_THE REQUEST_
List each line of the data that holds the string "value", please.

***** RECORD EXTRACTS

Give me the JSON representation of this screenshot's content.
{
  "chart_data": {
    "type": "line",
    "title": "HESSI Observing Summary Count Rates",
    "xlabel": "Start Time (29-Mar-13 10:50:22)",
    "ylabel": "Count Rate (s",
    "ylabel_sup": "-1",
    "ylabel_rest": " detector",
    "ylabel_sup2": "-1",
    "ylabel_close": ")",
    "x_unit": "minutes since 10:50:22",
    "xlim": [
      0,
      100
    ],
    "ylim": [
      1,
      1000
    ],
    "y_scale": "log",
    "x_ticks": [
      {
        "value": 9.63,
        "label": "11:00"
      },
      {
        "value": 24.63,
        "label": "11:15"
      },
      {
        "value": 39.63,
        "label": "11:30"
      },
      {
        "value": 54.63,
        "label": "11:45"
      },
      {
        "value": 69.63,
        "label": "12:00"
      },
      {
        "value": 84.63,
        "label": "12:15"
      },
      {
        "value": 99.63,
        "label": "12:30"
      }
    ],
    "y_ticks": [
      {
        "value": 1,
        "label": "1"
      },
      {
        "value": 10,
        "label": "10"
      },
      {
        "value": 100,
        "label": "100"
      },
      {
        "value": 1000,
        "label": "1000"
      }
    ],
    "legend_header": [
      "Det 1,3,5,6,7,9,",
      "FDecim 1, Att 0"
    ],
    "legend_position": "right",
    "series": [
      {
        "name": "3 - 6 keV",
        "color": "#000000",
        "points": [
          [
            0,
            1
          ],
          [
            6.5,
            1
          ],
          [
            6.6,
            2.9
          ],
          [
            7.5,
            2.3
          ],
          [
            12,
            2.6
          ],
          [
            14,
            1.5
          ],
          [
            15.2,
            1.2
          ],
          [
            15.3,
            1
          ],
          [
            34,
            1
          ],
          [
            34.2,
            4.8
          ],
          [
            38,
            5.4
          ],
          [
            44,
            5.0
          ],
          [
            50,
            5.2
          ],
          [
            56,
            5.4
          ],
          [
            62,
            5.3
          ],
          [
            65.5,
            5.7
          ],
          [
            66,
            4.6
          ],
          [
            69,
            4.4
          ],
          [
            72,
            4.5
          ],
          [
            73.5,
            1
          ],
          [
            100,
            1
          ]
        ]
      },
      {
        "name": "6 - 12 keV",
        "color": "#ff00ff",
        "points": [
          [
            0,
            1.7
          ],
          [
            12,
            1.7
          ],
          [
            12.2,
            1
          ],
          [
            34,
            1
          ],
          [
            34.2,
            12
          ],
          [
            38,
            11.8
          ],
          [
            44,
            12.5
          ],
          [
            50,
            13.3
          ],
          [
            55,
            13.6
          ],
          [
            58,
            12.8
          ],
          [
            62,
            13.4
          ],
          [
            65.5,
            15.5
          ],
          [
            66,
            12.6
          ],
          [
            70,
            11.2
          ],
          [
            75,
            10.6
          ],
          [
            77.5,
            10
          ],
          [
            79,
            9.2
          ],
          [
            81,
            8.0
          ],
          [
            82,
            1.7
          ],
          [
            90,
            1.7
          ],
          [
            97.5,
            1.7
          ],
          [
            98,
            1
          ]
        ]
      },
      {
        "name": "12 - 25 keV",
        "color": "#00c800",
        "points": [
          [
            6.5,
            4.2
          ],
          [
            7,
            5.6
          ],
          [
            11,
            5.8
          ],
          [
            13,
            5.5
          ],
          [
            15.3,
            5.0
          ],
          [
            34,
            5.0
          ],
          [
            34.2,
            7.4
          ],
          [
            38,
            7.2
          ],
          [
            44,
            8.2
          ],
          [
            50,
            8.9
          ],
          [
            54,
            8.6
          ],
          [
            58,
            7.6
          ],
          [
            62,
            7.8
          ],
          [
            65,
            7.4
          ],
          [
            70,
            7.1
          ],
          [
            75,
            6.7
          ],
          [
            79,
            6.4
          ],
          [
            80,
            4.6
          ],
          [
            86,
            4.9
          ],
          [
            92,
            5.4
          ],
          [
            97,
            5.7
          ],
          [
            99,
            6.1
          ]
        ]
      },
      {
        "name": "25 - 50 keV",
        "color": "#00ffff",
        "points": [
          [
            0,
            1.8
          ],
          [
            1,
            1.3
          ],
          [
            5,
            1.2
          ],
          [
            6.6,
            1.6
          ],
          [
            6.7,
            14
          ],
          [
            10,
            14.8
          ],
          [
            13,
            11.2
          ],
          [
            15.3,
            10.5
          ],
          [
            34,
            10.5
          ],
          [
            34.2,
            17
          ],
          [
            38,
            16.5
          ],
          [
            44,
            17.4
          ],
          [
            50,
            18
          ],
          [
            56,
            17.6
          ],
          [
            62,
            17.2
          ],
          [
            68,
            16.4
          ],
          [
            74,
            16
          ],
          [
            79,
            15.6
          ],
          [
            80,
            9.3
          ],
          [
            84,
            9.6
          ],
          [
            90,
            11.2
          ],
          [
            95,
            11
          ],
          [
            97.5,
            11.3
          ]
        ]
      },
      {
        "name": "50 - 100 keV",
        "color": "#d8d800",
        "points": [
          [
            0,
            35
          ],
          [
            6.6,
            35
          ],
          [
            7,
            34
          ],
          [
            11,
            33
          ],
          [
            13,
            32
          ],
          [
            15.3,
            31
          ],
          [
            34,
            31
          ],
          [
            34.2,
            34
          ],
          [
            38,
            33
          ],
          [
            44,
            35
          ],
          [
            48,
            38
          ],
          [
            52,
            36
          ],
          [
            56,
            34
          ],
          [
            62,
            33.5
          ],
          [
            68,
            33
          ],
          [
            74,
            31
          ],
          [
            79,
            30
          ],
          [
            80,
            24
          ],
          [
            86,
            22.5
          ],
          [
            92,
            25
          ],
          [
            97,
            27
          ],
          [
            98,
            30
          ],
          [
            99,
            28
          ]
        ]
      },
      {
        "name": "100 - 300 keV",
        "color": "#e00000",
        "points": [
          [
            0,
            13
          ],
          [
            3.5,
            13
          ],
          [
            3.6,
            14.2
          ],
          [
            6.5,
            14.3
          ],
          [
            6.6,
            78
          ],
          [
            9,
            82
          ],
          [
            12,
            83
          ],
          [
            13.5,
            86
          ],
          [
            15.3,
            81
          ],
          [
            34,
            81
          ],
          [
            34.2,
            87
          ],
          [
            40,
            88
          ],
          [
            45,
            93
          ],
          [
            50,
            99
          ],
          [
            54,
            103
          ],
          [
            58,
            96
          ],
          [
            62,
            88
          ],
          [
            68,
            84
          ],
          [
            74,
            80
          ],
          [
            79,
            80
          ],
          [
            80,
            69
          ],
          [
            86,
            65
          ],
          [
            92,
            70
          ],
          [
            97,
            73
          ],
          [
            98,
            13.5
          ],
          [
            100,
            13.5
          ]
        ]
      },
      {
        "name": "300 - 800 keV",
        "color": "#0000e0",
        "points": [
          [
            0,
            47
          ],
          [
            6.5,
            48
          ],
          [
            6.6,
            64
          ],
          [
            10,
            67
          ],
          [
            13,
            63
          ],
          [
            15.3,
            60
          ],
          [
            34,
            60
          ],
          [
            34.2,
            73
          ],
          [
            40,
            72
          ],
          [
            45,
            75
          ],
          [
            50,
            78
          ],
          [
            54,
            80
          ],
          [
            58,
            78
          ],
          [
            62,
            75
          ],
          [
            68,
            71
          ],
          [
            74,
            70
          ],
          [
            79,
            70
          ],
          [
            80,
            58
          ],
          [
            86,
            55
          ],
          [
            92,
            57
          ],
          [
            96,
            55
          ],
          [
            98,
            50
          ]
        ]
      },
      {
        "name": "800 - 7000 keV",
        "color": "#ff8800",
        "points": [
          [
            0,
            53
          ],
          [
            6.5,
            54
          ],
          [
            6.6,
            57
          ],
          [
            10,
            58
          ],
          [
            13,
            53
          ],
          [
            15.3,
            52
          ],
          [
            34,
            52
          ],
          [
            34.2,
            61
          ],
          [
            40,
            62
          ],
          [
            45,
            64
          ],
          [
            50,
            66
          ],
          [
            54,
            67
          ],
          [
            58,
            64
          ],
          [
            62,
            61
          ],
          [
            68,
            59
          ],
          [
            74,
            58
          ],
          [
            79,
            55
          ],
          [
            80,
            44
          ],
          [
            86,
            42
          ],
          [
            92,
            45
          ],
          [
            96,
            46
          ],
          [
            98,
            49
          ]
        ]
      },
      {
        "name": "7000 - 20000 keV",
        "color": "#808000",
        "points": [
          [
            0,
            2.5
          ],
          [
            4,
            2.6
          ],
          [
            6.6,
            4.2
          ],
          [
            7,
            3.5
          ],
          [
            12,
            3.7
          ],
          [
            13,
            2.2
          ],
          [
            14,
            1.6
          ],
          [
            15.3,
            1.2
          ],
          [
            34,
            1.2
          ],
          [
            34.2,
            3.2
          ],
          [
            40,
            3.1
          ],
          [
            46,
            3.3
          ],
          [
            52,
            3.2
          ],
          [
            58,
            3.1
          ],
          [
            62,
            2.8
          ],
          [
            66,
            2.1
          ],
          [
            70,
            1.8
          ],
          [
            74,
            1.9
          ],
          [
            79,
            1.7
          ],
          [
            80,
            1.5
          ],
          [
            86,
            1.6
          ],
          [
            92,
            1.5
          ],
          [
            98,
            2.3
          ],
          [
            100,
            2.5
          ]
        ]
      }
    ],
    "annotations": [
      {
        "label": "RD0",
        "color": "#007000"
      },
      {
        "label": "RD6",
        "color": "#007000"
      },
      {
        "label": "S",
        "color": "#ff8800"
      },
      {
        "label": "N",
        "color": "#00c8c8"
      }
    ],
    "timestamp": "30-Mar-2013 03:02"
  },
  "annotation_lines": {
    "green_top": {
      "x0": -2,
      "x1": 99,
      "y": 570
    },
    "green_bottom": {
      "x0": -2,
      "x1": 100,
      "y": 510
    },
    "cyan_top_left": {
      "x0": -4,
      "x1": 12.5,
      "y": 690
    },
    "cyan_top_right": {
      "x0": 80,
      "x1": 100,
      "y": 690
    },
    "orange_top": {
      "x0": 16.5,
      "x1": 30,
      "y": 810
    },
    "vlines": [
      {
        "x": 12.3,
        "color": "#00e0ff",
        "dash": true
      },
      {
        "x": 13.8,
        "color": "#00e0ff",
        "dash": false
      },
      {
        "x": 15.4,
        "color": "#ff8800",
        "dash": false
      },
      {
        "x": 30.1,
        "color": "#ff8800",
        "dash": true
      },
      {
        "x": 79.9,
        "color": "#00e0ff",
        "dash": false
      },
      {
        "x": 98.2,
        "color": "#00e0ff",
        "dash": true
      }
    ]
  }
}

**********

_THE SOLUTION_
        "value": 9.63,
        "value": 24.63,
        "value": 39.63,
        "value": 54.63,
        "value": 69.63,
        "value": 84.63,
        "value": 99.63,
        "value": 1,
        "value": 10,
        "value": 100,
        "value": 1000,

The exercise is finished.